* Start Dataset records *

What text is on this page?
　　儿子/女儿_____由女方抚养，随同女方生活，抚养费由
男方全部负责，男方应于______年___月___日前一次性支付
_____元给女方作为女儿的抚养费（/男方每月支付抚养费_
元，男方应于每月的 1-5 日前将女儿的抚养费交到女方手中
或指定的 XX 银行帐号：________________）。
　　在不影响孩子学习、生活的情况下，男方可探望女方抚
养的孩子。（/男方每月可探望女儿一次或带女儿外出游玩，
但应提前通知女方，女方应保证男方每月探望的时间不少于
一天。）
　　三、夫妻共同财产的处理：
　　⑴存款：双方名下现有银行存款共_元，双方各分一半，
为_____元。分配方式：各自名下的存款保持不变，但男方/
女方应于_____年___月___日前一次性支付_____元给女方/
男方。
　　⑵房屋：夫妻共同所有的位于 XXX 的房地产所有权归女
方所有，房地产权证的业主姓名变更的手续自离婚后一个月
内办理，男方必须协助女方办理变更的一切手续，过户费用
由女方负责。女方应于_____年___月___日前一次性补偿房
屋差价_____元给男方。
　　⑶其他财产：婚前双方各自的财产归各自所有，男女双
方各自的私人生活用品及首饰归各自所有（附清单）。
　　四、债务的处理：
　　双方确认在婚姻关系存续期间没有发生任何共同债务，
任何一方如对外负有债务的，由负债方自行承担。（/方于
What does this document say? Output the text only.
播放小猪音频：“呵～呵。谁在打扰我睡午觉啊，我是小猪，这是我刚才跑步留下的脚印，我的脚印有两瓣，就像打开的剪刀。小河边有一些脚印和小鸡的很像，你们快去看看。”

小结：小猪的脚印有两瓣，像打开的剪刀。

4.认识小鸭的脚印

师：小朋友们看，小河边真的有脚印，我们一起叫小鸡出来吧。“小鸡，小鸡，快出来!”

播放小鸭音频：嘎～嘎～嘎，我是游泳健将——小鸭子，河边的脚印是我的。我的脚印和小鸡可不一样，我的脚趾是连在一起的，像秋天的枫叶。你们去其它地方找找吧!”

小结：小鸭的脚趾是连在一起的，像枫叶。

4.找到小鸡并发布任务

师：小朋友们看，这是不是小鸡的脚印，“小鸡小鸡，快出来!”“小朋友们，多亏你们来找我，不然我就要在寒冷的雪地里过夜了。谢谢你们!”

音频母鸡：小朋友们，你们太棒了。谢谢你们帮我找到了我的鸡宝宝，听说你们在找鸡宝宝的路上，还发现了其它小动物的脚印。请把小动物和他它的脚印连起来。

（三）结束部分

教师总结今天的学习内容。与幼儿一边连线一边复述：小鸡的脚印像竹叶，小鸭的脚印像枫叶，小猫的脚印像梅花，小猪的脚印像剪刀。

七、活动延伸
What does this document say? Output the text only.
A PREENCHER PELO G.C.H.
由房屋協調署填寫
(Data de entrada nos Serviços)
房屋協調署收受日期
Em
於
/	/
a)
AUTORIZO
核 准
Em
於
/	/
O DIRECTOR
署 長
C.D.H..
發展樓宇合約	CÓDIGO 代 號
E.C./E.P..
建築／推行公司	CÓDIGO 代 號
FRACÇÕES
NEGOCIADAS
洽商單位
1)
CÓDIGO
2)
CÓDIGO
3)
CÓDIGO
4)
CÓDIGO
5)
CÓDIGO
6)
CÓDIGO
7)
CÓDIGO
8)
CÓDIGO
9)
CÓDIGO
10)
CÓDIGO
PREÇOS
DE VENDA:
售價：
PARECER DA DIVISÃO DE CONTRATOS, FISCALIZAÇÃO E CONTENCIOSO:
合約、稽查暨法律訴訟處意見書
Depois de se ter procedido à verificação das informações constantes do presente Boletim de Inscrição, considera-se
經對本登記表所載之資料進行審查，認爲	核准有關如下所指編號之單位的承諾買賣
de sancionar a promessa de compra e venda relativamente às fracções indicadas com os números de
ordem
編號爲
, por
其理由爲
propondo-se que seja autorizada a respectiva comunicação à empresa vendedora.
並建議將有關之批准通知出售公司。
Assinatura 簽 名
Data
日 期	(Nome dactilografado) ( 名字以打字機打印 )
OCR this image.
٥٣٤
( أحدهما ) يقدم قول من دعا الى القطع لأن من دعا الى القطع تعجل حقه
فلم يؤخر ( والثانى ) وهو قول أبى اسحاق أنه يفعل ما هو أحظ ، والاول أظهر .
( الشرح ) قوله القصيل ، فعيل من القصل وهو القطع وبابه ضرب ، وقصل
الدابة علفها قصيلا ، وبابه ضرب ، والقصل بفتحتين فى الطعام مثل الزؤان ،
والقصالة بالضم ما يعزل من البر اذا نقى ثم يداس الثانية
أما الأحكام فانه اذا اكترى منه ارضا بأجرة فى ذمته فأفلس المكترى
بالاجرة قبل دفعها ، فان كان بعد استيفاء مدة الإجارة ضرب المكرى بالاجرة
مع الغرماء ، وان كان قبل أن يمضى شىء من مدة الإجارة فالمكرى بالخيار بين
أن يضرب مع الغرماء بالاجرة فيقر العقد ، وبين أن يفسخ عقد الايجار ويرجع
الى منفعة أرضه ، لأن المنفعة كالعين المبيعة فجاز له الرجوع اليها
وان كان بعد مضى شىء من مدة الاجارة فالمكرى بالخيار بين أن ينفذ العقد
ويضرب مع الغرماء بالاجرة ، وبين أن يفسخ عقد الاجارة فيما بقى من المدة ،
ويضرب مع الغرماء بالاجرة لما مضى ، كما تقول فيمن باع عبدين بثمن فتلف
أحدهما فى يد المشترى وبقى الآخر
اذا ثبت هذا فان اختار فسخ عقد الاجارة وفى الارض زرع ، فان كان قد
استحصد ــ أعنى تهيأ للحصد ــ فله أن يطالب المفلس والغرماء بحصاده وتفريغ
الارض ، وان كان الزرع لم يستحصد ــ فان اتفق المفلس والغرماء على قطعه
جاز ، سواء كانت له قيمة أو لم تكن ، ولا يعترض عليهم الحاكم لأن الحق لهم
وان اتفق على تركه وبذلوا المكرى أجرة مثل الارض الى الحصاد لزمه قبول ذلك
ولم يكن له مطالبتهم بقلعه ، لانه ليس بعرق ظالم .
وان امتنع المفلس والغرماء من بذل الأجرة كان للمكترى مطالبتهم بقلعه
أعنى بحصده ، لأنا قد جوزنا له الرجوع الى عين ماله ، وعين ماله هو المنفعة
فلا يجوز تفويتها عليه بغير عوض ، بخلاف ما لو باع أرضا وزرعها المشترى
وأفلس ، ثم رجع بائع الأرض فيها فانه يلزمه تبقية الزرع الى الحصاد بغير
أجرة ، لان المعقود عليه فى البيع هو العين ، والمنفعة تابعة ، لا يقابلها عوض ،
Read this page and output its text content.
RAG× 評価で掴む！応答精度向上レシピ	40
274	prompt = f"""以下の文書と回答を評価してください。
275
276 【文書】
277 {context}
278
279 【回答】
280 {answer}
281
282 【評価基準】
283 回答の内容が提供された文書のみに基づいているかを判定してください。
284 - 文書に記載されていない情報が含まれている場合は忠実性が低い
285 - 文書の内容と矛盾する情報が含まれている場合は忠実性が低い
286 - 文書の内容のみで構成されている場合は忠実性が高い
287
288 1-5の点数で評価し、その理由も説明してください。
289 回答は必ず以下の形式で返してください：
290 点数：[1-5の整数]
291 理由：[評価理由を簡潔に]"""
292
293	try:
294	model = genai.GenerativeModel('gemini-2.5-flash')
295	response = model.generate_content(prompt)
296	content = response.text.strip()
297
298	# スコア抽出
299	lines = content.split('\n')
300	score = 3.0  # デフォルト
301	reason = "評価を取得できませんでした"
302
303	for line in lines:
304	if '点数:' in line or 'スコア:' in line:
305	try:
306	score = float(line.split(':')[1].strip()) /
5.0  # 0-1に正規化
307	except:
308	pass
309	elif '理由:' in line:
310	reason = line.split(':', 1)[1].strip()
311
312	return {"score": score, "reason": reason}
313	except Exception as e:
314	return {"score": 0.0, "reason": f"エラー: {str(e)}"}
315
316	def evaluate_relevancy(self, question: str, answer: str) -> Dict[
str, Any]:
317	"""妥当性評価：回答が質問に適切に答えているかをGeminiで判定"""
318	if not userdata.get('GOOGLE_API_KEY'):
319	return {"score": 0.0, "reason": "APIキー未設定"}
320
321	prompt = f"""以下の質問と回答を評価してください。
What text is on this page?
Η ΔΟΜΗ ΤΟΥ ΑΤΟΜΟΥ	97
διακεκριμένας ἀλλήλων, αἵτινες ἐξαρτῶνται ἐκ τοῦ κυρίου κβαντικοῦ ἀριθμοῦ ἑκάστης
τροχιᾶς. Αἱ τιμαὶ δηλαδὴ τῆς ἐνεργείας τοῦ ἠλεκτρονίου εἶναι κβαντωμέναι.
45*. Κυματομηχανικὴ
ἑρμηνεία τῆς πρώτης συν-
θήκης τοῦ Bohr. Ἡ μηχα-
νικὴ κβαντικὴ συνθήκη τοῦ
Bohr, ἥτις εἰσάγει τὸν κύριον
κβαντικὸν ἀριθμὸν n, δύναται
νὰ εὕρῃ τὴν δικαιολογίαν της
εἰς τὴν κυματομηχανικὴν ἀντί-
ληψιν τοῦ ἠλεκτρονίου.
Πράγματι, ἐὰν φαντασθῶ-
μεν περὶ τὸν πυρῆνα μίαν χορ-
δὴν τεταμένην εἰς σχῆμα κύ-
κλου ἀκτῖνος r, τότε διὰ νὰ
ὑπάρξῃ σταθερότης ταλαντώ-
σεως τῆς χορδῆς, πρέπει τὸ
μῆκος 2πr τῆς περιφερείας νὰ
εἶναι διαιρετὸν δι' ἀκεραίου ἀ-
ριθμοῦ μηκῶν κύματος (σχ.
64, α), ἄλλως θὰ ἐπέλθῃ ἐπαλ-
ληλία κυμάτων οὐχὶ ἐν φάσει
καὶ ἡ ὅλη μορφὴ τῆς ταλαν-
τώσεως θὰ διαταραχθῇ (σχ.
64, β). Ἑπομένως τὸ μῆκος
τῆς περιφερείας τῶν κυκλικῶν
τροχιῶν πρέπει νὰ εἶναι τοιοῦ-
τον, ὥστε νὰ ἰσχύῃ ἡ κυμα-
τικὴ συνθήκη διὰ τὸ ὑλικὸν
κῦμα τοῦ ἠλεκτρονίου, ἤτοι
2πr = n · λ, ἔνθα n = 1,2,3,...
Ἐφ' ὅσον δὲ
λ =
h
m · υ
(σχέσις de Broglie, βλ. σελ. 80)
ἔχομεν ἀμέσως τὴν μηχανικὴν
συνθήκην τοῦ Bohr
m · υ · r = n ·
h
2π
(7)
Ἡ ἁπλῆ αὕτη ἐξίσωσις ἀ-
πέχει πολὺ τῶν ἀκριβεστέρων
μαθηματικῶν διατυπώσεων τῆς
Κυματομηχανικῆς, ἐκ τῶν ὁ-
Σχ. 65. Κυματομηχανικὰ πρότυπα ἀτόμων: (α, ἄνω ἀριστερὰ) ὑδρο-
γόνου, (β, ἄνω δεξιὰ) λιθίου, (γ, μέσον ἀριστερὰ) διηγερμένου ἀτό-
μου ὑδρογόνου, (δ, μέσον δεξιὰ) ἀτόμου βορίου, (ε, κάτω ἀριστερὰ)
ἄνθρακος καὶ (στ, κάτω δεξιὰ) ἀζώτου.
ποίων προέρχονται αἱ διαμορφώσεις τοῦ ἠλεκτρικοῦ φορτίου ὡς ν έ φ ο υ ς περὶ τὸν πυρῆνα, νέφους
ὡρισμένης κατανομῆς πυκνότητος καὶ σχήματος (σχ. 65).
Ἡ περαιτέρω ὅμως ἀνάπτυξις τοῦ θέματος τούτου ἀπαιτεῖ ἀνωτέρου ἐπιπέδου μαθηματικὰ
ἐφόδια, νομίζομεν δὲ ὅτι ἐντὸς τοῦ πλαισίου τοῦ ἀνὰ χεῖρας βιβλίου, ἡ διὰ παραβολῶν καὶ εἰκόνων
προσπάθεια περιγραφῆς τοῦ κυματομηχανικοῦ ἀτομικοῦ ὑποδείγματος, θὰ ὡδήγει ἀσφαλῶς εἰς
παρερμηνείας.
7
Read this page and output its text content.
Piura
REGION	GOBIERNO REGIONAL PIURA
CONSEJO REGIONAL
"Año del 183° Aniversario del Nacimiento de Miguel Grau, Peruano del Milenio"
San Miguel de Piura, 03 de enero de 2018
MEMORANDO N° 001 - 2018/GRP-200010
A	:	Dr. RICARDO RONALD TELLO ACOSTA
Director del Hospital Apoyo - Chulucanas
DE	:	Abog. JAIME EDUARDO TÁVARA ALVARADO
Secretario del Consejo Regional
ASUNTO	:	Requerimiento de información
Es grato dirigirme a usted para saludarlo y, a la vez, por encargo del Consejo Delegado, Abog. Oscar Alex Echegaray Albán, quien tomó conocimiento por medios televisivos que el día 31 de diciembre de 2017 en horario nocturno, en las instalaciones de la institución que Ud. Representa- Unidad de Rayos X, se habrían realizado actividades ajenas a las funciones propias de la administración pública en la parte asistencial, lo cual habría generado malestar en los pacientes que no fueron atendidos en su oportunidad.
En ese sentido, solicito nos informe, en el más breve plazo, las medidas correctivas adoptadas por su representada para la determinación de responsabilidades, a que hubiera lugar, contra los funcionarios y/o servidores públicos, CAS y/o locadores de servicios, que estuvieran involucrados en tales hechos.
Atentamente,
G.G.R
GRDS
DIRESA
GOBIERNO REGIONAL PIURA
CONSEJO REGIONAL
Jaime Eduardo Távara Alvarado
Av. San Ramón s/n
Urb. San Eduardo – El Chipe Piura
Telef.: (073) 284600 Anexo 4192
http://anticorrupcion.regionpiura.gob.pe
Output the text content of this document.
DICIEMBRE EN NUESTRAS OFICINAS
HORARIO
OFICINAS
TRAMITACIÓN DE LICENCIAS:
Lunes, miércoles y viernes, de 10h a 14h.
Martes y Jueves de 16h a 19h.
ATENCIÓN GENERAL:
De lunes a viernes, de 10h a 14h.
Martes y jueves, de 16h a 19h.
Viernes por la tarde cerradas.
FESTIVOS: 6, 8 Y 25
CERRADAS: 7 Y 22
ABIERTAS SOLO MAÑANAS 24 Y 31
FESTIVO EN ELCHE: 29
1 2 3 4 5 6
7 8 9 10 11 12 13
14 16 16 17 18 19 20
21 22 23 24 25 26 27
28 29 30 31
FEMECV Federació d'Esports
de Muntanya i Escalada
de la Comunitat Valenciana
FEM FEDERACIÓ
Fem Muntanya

* End Dataset records *

Return the lines beginning at the one that contains "Output the text content of this document." and continuing through the last line of the data, exactly as they stand and without any others.

Output the text content of this document.
DICIEMBRE EN NUESTRAS OFICINAS
HORARIO
OFICINAS
TRAMITACIÓN DE LICENCIAS:
Lunes, miércoles y viernes, de 10h a 14h.
Martes y Jueves de 16h a 19h.
ATENCIÓN GENERAL:
De lunes a viernes, de 10h a 14h.
Martes y jueves, de 16h a 19h.
Viernes por la tarde cerradas.
FESTIVOS: 6, 8 Y 25
CERRADAS: 7 Y 22
ABIERTAS SOLO MAÑANAS 24 Y 31
FESTIVO EN ELCHE: 29
1 2 3 4 5 6
7 8 9 10 11 12 13
14 16 16 17 18 19 20
21 22 23 24 25 26 27
28 29 30 31
FEMECV Federació d'Esports
de Muntanya i Escalada
de la Comunitat Valenciana
FEM FEDERACIÓ
Fem Muntanya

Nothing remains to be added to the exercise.